Copy out each line of the listing that has the word "装修设计" in it.

--- BEGIN Available data ---

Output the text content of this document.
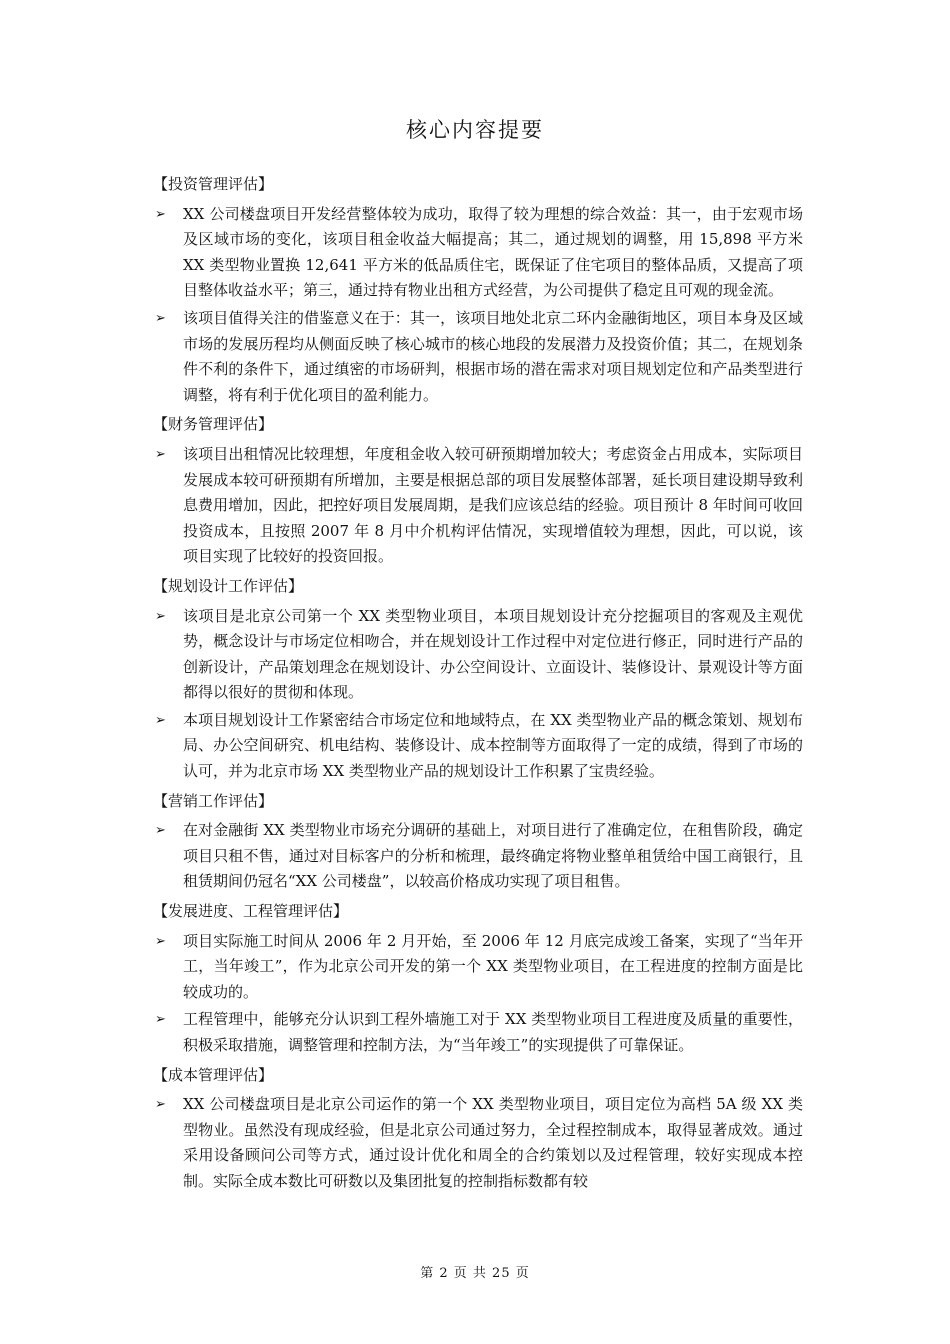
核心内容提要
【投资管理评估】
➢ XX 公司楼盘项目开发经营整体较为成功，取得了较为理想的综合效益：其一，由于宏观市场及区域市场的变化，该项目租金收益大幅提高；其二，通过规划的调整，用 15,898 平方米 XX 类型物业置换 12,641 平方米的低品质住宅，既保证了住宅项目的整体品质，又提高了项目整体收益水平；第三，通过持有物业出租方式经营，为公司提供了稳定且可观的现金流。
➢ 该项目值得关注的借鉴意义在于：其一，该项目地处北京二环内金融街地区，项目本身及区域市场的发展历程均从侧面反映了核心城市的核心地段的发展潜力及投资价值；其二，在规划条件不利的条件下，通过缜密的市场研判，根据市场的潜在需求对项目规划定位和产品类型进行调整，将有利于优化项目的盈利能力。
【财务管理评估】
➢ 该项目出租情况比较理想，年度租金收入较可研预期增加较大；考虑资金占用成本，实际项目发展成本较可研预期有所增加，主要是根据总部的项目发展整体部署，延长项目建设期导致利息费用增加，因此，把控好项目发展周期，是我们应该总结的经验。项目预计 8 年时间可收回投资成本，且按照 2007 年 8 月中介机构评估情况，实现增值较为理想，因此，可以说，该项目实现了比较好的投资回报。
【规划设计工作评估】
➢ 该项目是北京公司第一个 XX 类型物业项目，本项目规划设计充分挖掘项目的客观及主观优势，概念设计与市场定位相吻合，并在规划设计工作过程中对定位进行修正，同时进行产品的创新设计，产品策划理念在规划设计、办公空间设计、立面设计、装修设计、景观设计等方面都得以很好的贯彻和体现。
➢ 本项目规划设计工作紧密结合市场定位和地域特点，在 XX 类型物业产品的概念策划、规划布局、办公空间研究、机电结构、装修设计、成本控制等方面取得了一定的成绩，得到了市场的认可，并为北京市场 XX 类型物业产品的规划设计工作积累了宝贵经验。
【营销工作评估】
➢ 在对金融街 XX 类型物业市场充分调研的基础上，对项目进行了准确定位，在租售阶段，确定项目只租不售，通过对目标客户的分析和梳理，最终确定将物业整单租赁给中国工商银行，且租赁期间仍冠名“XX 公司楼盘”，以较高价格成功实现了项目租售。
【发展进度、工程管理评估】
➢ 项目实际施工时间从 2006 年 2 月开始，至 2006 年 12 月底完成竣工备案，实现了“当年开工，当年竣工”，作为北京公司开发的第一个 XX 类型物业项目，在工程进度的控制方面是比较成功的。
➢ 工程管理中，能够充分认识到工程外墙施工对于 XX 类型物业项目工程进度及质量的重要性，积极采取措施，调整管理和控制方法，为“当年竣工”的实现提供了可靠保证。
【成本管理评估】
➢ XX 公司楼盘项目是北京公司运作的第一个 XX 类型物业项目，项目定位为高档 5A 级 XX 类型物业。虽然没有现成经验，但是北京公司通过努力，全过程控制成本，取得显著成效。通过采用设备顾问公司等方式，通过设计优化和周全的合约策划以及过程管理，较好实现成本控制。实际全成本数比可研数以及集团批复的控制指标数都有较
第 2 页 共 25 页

--- END Available data ---

- _Response to the task_:
➢ 该项目是北京公司第一个 XX 类型物业项目，本项目规划设计充分挖掘项目的客观及主观优势，概念设计与市场定位相吻合，并在规划设计工作过程中对定位进行修正，同时进行产品的创新设计，产品策划理念在规划设计、办公空间设计、立面设计、装修设计、景观设计等方面都得以很好的贯彻和体现。
➢ 本项目规划设计工作紧密结合市场定位和地域特点，在 XX 类型物业产品的概念策划、规划布局、办公空间研究、机电结构、装修设计、成本控制等方面取得了一定的成绩，得到了市场的认可，并为北京市场 XX 类型物业产品的规划设计工作积累了宝贵经验。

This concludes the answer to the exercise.